# [EXERCISE PROMPT]
Omit the images. Copy each entry word for word.

# [INPUT RECORDS]
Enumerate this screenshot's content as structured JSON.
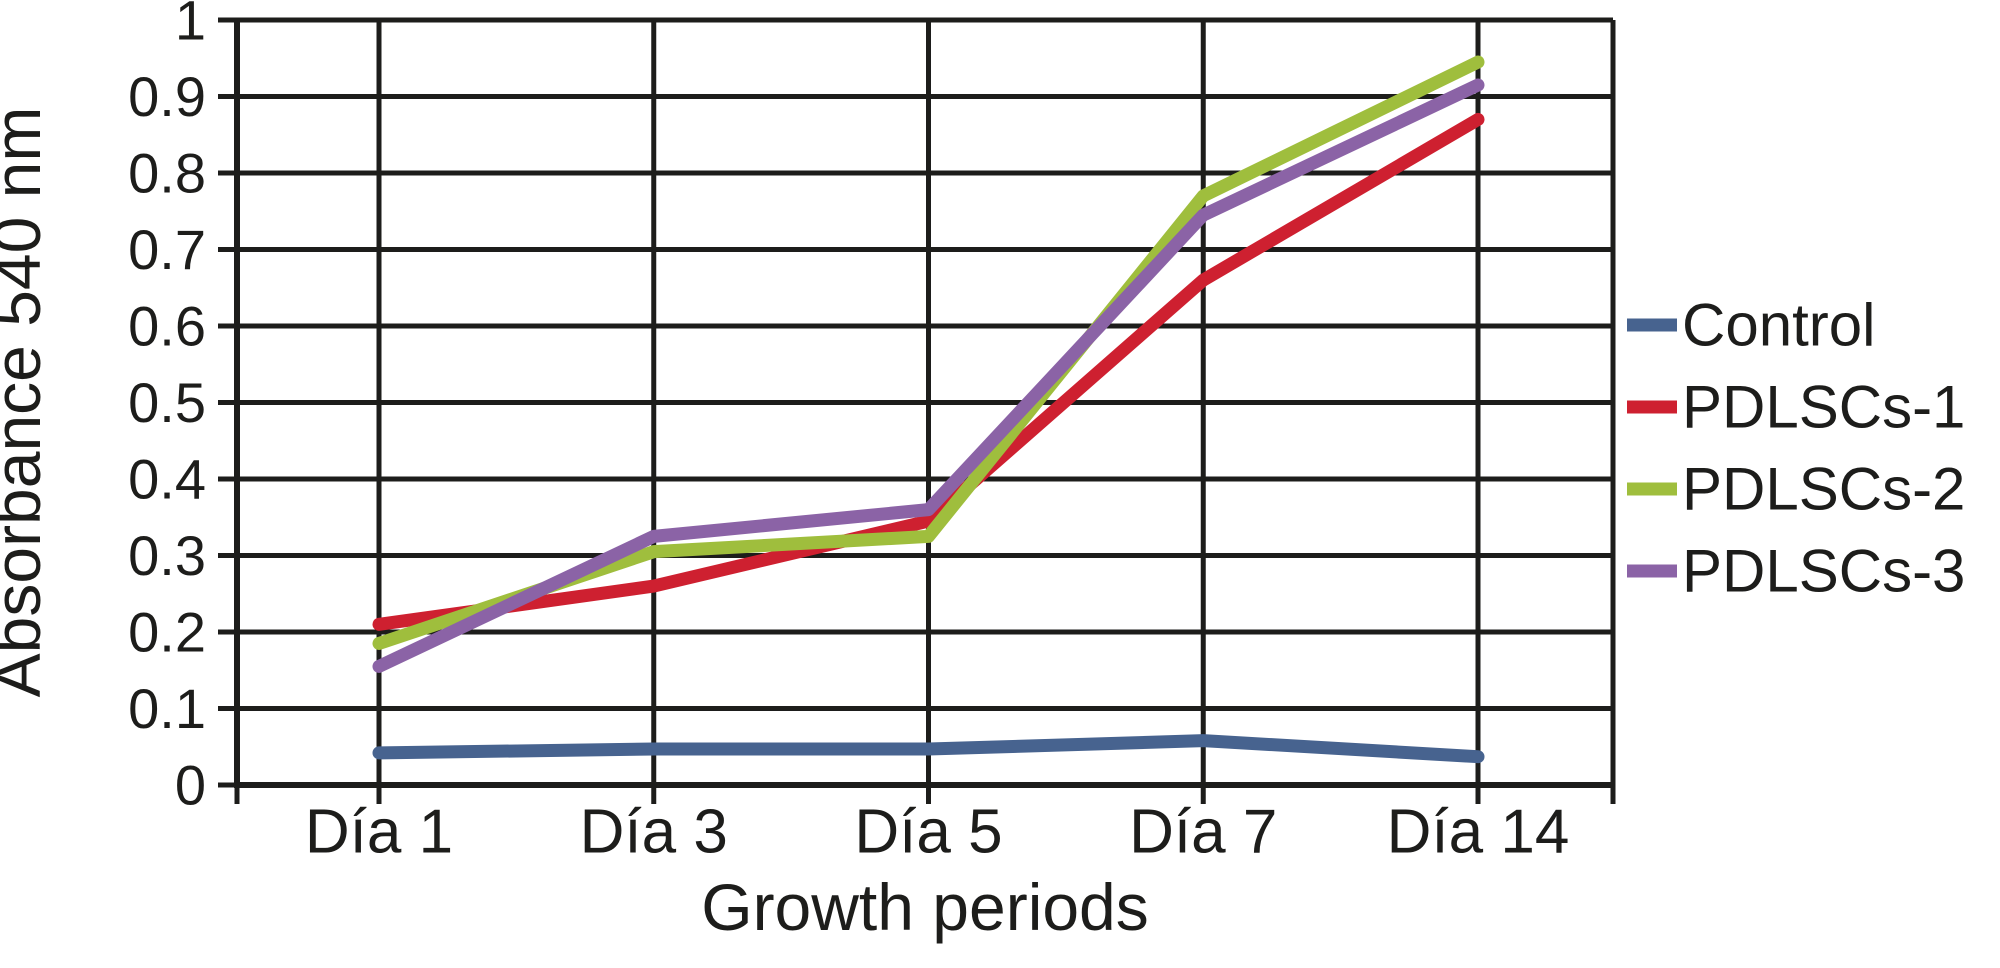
{
  "figure": {
    "background": "#ffffff",
    "ink_color": "#1d1d1b"
  },
  "chart_data": {
    "type": "line",
    "title": "",
    "xlabel": "Growth periods",
    "ylabel": "Absorbance 540 nm",
    "categories": [
      "Día 1",
      "Día 3",
      "Día 5",
      "Día 7",
      "Día 14"
    ],
    "series": [
      {
        "name": "Control",
        "color": "#47638f",
        "values": [
          0.042,
          0.047,
          0.047,
          0.058,
          0.037
        ]
      },
      {
        "name": "PDLSCs-1",
        "color": "#ce2030",
        "values": [
          0.21,
          0.26,
          0.345,
          0.66,
          0.87
        ]
      },
      {
        "name": "PDLSCs-2",
        "color": "#9fbe3d",
        "values": [
          0.185,
          0.305,
          0.325,
          0.77,
          0.945
        ]
      },
      {
        "name": "PDLSCs-3",
        "color": "#8b63a6",
        "values": [
          0.155,
          0.325,
          0.36,
          0.745,
          0.915
        ]
      }
    ],
    "ylim": [
      0,
      1
    ],
    "ytick_step": 0.1,
    "y_tick_labels": [
      "0",
      "0.1",
      "0.2",
      "0.3",
      "0.4",
      "0.5",
      "0.6",
      "0.7",
      "0.8",
      "0.9",
      "1"
    ],
    "grid": "both",
    "legend_position": "right"
  }
}
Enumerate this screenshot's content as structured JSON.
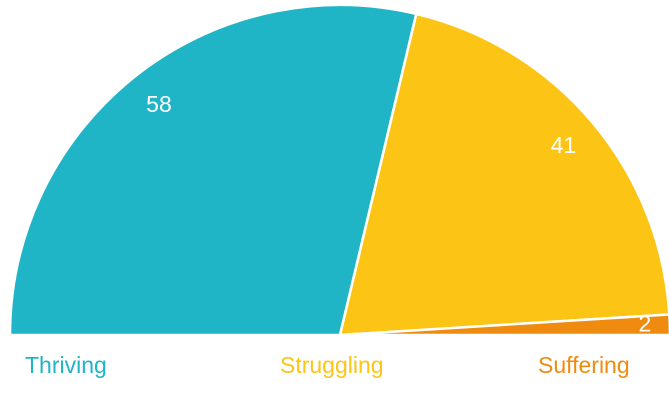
{
  "chart_data": {
    "type": "semi-pie",
    "categories": [
      "Thriving",
      "Struggling",
      "Suffering"
    ],
    "values": [
      58,
      41,
      2
    ],
    "colors": [
      "#1fb5c6",
      "#fcc515",
      "#ef8c0f"
    ]
  }
}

# [SOLUTION]
Enumerate this screenshot's content as structured JSON.
{
  "figure": {
    "background": "#ffffff",
    "ink_color": "#1d1d1b"
  },
  "chart_data": {
    "type": "line",
    "title": "",
    "xlabel": "Growth periods",
    "ylabel": "Absorbance 540 nm",
    "categories": [
      "Día 1",
      "Día 3",
      "Día 5",
      "Día 7",
      "Día 14"
    ],
    "series": [
      {
        "name": "Control",
        "color": "#47638f",
        "values": [
          0.042,
          0.047,
          0.047,
          0.058,
          0.037
        ]
      },
      {
        "name": "PDLSCs-1",
        "color": "#ce2030",
        "values": [
          0.21,
          0.26,
          0.345,
          0.66,
          0.87
        ]
      },
      {
        "name": "PDLSCs-2",
        "color": "#9fbe3d",
        "values": [
          0.185,
          0.305,
          0.325,
          0.77,
          0.945
        ]
      },
      {
        "name": "PDLSCs-3",
        "color": "#8b63a6",
        "values": [
          0.155,
          0.325,
          0.36,
          0.745,
          0.915
        ]
      }
    ],
    "ylim": [
      0,
      1
    ],
    "ytick_step": 0.1,
    "y_tick_labels": [
      "0",
      "0.1",
      "0.2",
      "0.3",
      "0.4",
      "0.5",
      "0.6",
      "0.7",
      "0.8",
      "0.9",
      "1"
    ],
    "grid": "both",
    "legend_position": "right"
  }
}
Enumerate this screenshot's content as structured JSON.
{
  "chart_data": {
    "type": "semi-pie",
    "categories": [
      "Thriving",
      "Struggling",
      "Suffering"
    ],
    "values": [
      58,
      41,
      2
    ],
    "colors": [
      "#1fb5c6",
      "#fcc515",
      "#ef8c0f"
    ]
  }
}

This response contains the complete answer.